- _Aim of the task_
Collect each line holding the string "субсидии".

Dataset entries:
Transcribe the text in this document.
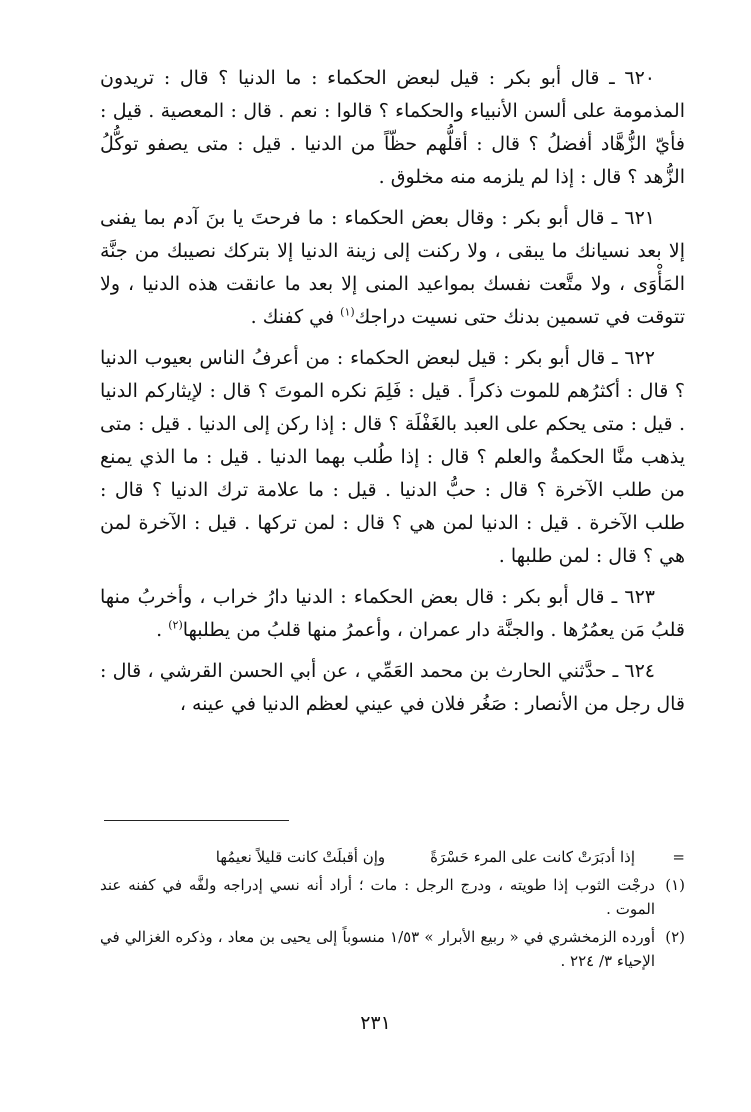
٦٢٠ ـ قال أبو بكر : قيل لبعض الحكماء : ما الدنيا ؟ قال : تريدون المذمومة على ألسن الأنبياء والحكماء ؟ قالوا : نعم . قال : المعصية . قيل : فأيّ الزُّهَّاد أفضلُ ؟ قال : أقلُّهم حظّاً من الدنيا . قيل : متى يصفو توكُّلُ الزُّهد ؟ قال : إذا لم يلزمه منه مخلوق .

٦٢١ ـ قال أبو بكر : وقال بعض الحكماء : ما فرحتَ يا بنَ آدم بما يفنى إلا بعد نسيانك ما يبقى ، ولا ركنت إلى زينة الدنيا إلا بتركك نصيبك من جنَّة المَأْوَى ، ولا متَّعت نفسك بمواعيد المنى إلا بعد ما عانقت هذه الدنيا ، ولا تتوقت في تسمين بدنك حتى نسيت دراجك$^{(١)}$ في كفنك .

٦٢٢ ـ قال أبو بكر : قيل لبعض الحكماء : من أعرفُ الناس بعيوب الدنيا ؟ قال : أكثرُهم للموت ذكراً . قيل : فَلِمَ نكره الموتَ ؟ قال : لإيثاركم الدنيا . قيل : متى يحكم على العبد بالغَفْلَة ؟ قال : إذا ركن إلى الدنيا . قيل : متى يذهب منَّا الحكمةُ والعلم ؟ قال : إذا طُلب بهما الدنيا . قيل : ما الذي يمنع من طلب الآخرة ؟ قال : حبُّ الدنيا . قيل : ما علامة ترك الدنيا ؟ قال : طلب الآخرة . قيل : الدنيا لمن هي ؟ قال : لمن تركها . قيل : الآخرة لمن هي ؟ قال : لمن طلبها .

٦٢٣ ـ قال أبو بكر : قال بعض الحكماء : الدنيا دارُ خراب ، وأخربُ منها قلبُ مَن يعمُرُها . والجنَّة دار عمران ، وأعمرُ منها قلبُ من يطلبها$^{(٢)}$ .

٦٢٤ ـ حدَّثني الحارث بن محمد العَمِّي ، عن أبي الحسن القرشي ، قال : قال رجل من الأنصار : صَغُر فلان في عيني لعظم الدنيا في عينه ،

=
إذا أدبَرَتْ كانت على المرء حَسْرَةً
وإن أقبلَتْ كانت قليلاً نعيمُها
(١)
درجْت الثوب إذا طويته ، ودرج الرجل : مات ؛ أراد أنه نسي إدراجه ولفَّه في كفنه عند الموت .
(٢)
أورده الزمخشري في « ربيع الأبرار » ١/٥٣ منسوباً إلى يحيى بن معاد ، وذكره الغزالي في الإحياء ٣/ ٢٢٤ .
٢٣١
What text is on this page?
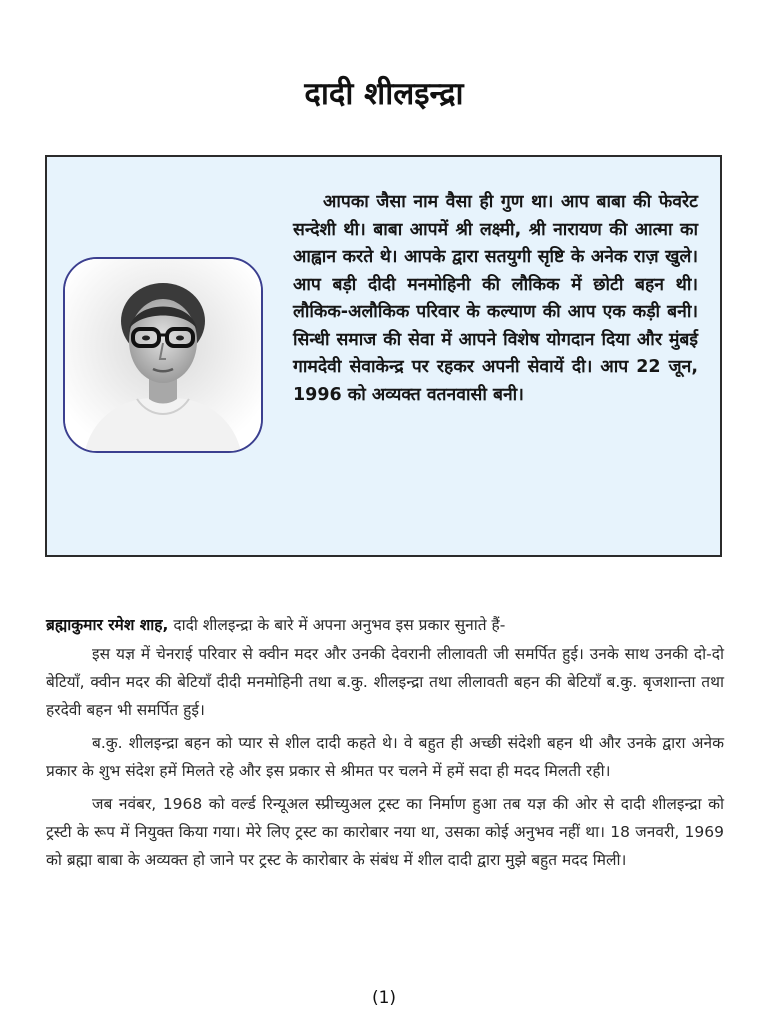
दादी शीलइन्द्रा
आपका जैसा नाम वैसा ही गुण था। आप बाबा की फेवरेट सन्देशी थी। बाबा आपमें श्री लक्ष्मी, श्री नारायण की आत्मा का आह्वान करते थे। आपके द्वारा सतयुगी सृष्टि के अनेक राज़ खुले। आप बड़ी दीदी मनमोहिनी की लौकिक में छोटी बहन थी। लौकिक-अलौकिक परिवार के कल्याण की आप एक कड़ी बनी। सिन्धी समाज की सेवा में आपने विशेष योगदान दिया और मुंबई गामदेवी सेवाकेन्द्र पर रहकर अपनी सेवायें दी। आप 22 जून, 1996 को अव्यक्त वतनवासी बनी।

ब्रह्माकुमार रमेश शाह, दादी शीलइन्द्रा के बारे में अपना अनुभव इस प्रकार सुनाते हैं-

इस यज्ञ में चेनराई परिवार से क्वीन मदर और उनकी देवरानी लीलावती जी समर्पित हुई। उनके साथ उनकी दो-दो बेटियाँ, क्वीन मदर की बेटियाँ दीदी मनमोहिनी तथा ब.कु. शीलइन्द्रा तथा लीलावती बहन की बेटियाँ ब.कु. बृजशान्ता तथा हरदेवी बहन भी समर्पित हुई।

ब.कु. शीलइन्द्रा बहन को प्यार से शील दादी कहते थे। वे बहुत ही अच्छी संदेशी बहन थी और उनके द्वारा अनेक प्रकार के शुभ संदेश हमें मिलते रहे और इस प्रकार से श्रीमत पर चलने में हमें सदा ही मदद मिलती रही।

जब नवंबर, 1968 को वर्ल्ड रिन्यूअल स्प्रीच्युअल ट्रस्ट का निर्माण हुआ तब यज्ञ की ओर से दादी शीलइन्द्रा को ट्रस्टी के रूप में नियुक्त किया गया। मेरे लिए ट्रस्ट का कारोबार नया था, उसका कोई अनुभव नहीं था। 18 जनवरी, 1969 को ब्रह्मा बाबा के अव्यक्त हो जाने पर ट्रस्ट के कारोबार के संबंध में शील दादी द्वारा मुझे बहुत मदद मिली।

(1)
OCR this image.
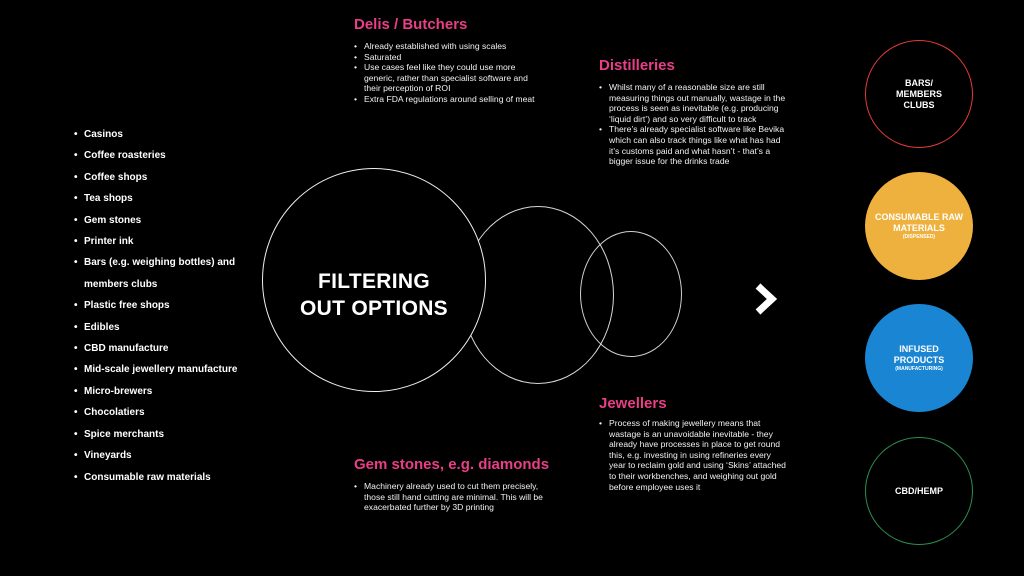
• Casinos
• Coffee roasteries
• Coffee shops
• Tea shops
• Gem stones
• Printer ink
• Bars (e.g. weighing bottles) and
members clubs
• Plastic free shops
• Edibles
• CBD manufacture
• Mid-scale jewellery manufacture
• Micro-brewers
• Chocolatiers
• Spice merchants
• Vineyards
• Consumable raw materials
FILTERING
OUT OPTIONS
Delis / Butchers
• Already established with using scales
• Saturated
• Use cases feel like they could use more generic, rather than specialist software and their perception of ROI
• Extra FDA regulations around selling of meat
Distilleries
• Whilst many of a reasonable size are still measuring things out manually, wastage in the process is seen as inevitable (e.g. producing ‘liquid dirt’) and so very difficult to track
• There’s already specialist software like Bevika which can also track things like what has had it’s customs paid and what hasn’t - that’s a bigger issue for the drinks trade
Jewellers
• Process of making jewellery means that wastage is an unavoidable inevitable - they already have processes in place to get round this, e.g. investing in using refineries every year to reclaim gold and using ‘Skins’ attached to their workbenches, and weighing out gold before employee uses it
Gem stones, e.g. diamonds
• Machinery already used to cut them precisely, those still hand cutting are minimal. This will be exacerbated further by 3D printing
BARS/ MEMBERS CLUBS
CONSUMABLE RAW MATERIALS
(DISPENSED)
INFUSED PRODUCTS
(MANUFACTURING)
CBD/HEMP
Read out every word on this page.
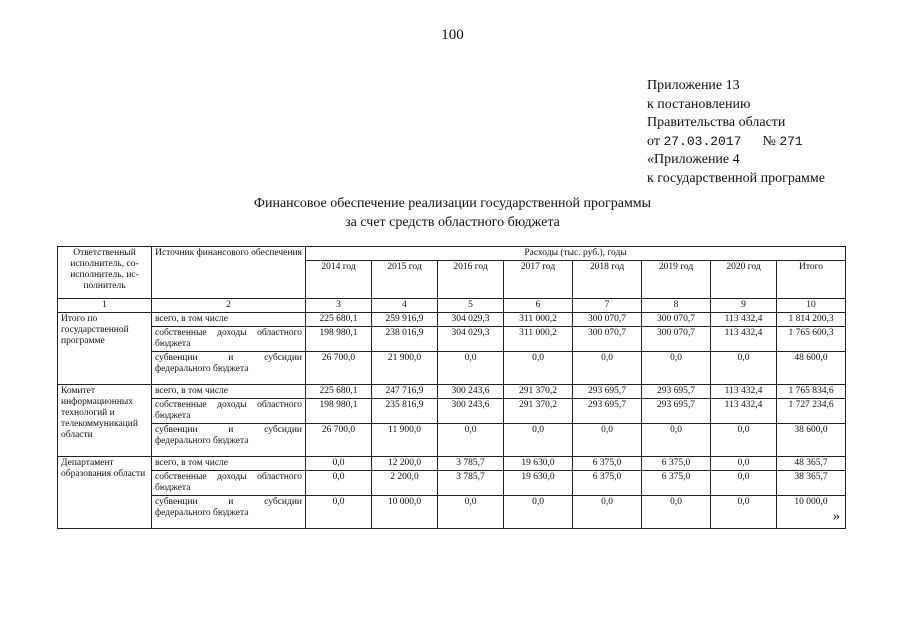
100
Приложение 13
к постановлению
Правительства области
от 27.03.2017 № 271
«Приложение 4
к государственной программе
Финансовое обеспечение реализации государственной программы
за счет средств областного бюджета
Ответственный исполнитель, со-исполнитель, ис-полнитель	Источник финансового обеспечения	Расходы (тыс. руб.), годы							
		2014 год	2015 год	2016 год	2017 год	2018 год	2019 год	2020 год	Итого
1	2	3	4	5	6	7	8	9	10
Итого по государственной программе	всего, в том числе	225 680,1	259 916,9	304 029,3	311 000,2	300 070,7	300 070,7	113 432,4	1 814 200,3
	собственные доходы областного бюджета	198 980,1	238 016,9	304 029,3	311 000,2	300 070,7	300 070,7	113 432,4	1 765 600,3
	субвенции и субсидии федерального бюджета	26 700,0	21 900,0	0,0	0,0	0,0	0,0	0,0	48 600,0
Комитет информационных технологий и телекоммуникаций области	всего, в том числе	225 680,1	247 716,9	300 243,6	291 370,2	293 695,7	293 695,7	113 432,4	1 765 834,6
	собственные доходы областного бюджета	198 980,1	235 816,9	300 243,6	291 370,2	293 695,7	293 695,7	113 432,4	1 727 234,6
	субвенции и субсидии федерального бюджета	26 700,0	11 900,0	0,0	0,0	0,0	0,0	0,0	38 600,0
Департамент образования области	всего, в том числе	0,0	12 200,0	3 785,7	19 630,0	6 375,0	6 375,0	0,0	48 365,7
	собственные доходы областного бюджета	0,0	2 200,0	3 785,7	19 630,0	6 375,0	6 375,0	0,0	38 365,7
	субвенции и субсидии федерального бюджета	0,0	10 000,0	0,0	0,0	0,0	0,0	0,0	10 000,0
»
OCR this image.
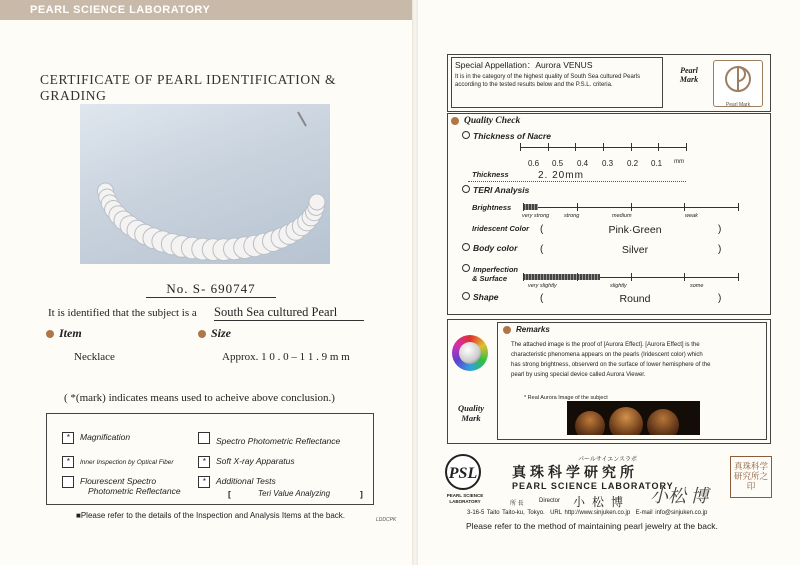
PEARL SCIENCE LABORATORY
CERTIFICATE OF PEARL IDENTIFICATION & GRADING
No. S- 690747
It is identified that the subject is a South Sea cultured Pearl
Item	Size
Necklace	Approx. 1 0 . 0 – 1 1 . 9 m m
( *(mark) indicates means used to acheive above conclusion.)
* Magnification
* Inner Inspection by Optical Fiber
Flourescent Spectro
Photometric Reflectance
Spectro Photometric Reflectance
* Soft X-ray Apparatus
* Additional Tests
[	Teri Value Analyzing	]
■Please refer to the details of the Inspection and Analysis Items at the back.	LDDCPK
Special Appellation：Aurora VENUS
It is in the category of the highest quality of South Sea cultured Pearls according to the tested results below and the P.S.L. criteria.
Pearl Mark
Pearl Mark
Quality Check
Thickness of Nacre
0.6 0.5 0.4 0.3 0.2 0.1 mm
Thickness	2. 20mm
TERI Analysis
Brightness
very strong	strong	medium	weak
Iridescent Color (	Pink·Green	)
Body color (	Silver	)
Imperfection
& Surface
very slightly	slightly	some
Shape	(	Round	)
Quality Mark
Remarks
The attached image is the proof of [Aurora Effect]. [Aurora Effect] is the characteristic phenomena appears on the pearls (Iridescent color) which has strong brightness, observerd on the surface of lower hemisphere of the pearl by using special device called Aurora Viewer.
* Real Aurora Image of the subject
PSL
PEARL SCIENCE LABORATORY
パールサイエンスラボ
真珠科学研究所
PEARL SCIENCE LABORATORY
所 長	Director 小 松 博 小松 博
真珠科学研究所之印
3-16-5 Taito Taito-ku, Tokyo. URL http://www.sinjuken.co.jp E-mail info@sinjuken.co.jp
Please refer to the method of maintaining pearl jewelry at the back.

- _Output for this exercise_
	субвенции и субсидии федерального бюджета	26 700,0	21 900,0	0,0	0,0	0,0	0,0	0,0	48 600,0
	субвенции и субсидии федерального бюджета	26 700,0	11 900,0	0,0	0,0	0,0	0,0	0,0	38 600,0
	субвенции и субсидии федерального бюджета	0,0	10 000,0	0,0	0,0	0,0	0,0	0,0	10 000,0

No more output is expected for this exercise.